▶ [STORED RECORDS]:
begin
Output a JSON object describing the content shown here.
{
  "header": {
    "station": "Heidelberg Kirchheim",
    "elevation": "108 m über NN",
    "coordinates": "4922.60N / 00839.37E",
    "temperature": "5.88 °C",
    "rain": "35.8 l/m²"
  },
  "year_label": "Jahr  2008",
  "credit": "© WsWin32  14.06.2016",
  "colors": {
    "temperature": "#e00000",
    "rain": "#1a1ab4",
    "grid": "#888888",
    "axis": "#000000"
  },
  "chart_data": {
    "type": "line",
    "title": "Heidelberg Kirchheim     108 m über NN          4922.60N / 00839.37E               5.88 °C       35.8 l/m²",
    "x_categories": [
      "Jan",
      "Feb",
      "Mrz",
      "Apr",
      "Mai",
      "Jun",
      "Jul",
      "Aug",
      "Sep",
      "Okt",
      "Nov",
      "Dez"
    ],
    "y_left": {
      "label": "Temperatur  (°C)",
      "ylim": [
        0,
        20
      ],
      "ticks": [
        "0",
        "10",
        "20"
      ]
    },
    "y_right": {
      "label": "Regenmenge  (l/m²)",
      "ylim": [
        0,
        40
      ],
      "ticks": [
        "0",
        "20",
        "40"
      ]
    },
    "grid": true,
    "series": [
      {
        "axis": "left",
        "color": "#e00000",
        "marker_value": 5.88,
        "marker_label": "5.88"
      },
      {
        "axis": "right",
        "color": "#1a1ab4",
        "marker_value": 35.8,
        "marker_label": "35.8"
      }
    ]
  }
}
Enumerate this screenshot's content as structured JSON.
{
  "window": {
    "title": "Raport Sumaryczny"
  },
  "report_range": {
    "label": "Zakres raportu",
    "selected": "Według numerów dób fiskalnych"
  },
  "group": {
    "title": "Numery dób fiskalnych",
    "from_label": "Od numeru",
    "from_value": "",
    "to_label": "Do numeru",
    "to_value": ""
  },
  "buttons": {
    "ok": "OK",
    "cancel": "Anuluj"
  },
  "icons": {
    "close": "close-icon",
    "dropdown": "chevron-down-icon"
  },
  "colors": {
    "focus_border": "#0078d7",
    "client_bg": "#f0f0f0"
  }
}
end
Return all the data exactly as given.

Output a JSON object describing the content shown here.
{
  "header": {
    "station": "Heidelberg Kirchheim",
    "elevation": "108 m über NN",
    "coordinates": "4922.60N / 00839.37E",
    "temperature": "5.88 °C",
    "rain": "35.8 l/m²"
  },
  "year_label": "Jahr  2008",
  "credit": "© WsWin32  14.06.2016",
  "colors": {
    "temperature": "#e00000",
    "rain": "#1a1ab4",
    "grid": "#888888",
    "axis": "#000000"
  },
  "chart_data": {
    "type": "line",
    "title": "Heidelberg Kirchheim     108 m über NN          4922.60N / 00839.37E               5.88 °C       35.8 l/m²",
    "x_categories": [
      "Jan",
      "Feb",
      "Mrz",
      "Apr",
      "Mai",
      "Jun",
      "Jul",
      "Aug",
      "Sep",
      "Okt",
      "Nov",
      "Dez"
    ],
    "y_left": {
      "label": "Temperatur  (°C)",
      "ylim": [
        0,
        20
      ],
      "ticks": [
        "0",
        "10",
        "20"
      ]
    },
    "y_right": {
      "label": "Regenmenge  (l/m²)",
      "ylim": [
        0,
        40
      ],
      "ticks": [
        "0",
        "20",
        "40"
      ]
    },
    "grid": true,
    "series": [
      {
        "axis": "left",
        "color": "#e00000",
        "marker_value": 5.88,
        "marker_label": "5.88"
      },
      {
        "axis": "right",
        "color": "#1a1ab4",
        "marker_value": 35.8,
        "marker_label": "35.8"
      }
    ]
  }
}
Enumerate this screenshot's content as structured JSON.
{
  "window": {
    "title": "Raport Sumaryczny"
  },
  "report_range": {
    "label": "Zakres raportu",
    "selected": "Według numerów dób fiskalnych"
  },
  "group": {
    "title": "Numery dób fiskalnych",
    "from_label": "Od numeru",
    "from_value": "",
    "to_label": "Do numeru",
    "to_value": ""
  },
  "buttons": {
    "ok": "OK",
    "cancel": "Anuluj"
  },
  "icons": {
    "close": "close-icon",
    "dropdown": "chevron-down-icon"
  },
  "colors": {
    "focus_border": "#0078d7",
    "client_bg": "#f0f0f0"
  }
}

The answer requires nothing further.